Items from a dataset:
▽

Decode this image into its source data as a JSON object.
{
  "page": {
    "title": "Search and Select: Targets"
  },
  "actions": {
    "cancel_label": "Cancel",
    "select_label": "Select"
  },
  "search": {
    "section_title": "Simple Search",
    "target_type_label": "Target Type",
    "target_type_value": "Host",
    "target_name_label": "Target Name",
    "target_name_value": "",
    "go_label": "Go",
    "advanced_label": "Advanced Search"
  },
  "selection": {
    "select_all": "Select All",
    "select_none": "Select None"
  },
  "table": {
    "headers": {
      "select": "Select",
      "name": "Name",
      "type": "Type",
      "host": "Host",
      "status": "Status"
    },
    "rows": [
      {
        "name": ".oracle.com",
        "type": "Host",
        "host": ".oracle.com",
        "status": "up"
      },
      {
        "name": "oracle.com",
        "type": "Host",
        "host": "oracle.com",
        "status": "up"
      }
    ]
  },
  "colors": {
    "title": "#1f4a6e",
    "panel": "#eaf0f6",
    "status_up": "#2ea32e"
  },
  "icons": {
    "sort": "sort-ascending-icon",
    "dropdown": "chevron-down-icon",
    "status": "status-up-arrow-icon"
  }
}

△

### WRITTEN INSTRUCTION
Filter the records above for "oracle" and copy every matching line.

### REPLY
        "name": ".oracle.com",
        "host": ".oracle.com",
        "name": "oracle.com",
        "host": "oracle.com",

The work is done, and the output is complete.